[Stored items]
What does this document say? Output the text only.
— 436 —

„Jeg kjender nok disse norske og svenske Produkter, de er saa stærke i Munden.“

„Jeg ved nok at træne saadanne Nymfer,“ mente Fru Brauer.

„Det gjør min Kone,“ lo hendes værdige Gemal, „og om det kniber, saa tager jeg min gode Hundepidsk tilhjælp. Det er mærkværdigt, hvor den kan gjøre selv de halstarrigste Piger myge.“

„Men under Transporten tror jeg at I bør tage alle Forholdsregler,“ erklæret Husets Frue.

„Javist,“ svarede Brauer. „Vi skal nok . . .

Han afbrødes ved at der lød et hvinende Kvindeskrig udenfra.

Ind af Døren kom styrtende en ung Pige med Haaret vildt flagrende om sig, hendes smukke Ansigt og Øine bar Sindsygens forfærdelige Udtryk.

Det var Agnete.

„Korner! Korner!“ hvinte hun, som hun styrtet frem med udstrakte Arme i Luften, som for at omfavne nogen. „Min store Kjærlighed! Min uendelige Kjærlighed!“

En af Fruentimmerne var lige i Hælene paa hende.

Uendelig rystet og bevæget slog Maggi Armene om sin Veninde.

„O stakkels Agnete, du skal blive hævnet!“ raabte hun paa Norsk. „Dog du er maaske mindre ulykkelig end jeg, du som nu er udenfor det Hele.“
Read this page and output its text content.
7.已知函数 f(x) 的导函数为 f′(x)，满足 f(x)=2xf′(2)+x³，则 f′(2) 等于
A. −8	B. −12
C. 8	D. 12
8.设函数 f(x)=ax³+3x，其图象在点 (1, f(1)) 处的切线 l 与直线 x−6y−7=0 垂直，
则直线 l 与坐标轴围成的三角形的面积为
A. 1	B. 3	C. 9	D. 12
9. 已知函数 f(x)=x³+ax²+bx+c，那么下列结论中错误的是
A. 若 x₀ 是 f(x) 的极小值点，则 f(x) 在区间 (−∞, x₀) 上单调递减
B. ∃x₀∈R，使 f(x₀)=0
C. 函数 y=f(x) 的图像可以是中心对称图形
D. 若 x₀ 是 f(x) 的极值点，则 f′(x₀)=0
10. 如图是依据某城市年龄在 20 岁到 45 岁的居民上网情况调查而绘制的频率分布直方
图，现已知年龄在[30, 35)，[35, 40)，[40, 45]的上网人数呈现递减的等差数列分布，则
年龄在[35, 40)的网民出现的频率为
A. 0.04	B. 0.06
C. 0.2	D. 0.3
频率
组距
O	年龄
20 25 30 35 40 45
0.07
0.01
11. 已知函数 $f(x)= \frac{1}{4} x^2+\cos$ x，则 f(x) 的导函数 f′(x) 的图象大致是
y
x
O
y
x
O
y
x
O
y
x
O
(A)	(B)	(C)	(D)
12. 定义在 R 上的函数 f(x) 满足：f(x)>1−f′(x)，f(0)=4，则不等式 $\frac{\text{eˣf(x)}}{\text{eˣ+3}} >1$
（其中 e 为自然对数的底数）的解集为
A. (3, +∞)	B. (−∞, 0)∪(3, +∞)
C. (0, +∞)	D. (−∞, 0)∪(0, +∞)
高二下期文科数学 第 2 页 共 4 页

* **GIVEN TASK**
Which lines include "text"? Copy each of them out.

* **SOLUTION BELOW**
What does this document say? Output the text only.
Read this page and output its text content.
12. 定义在 R 上的函数 f(x) 满足：f(x)>1−f′(x)，f(0)=4，则不等式 $\frac{\text{eˣf(x)}}{\text{eˣ+3}} >1$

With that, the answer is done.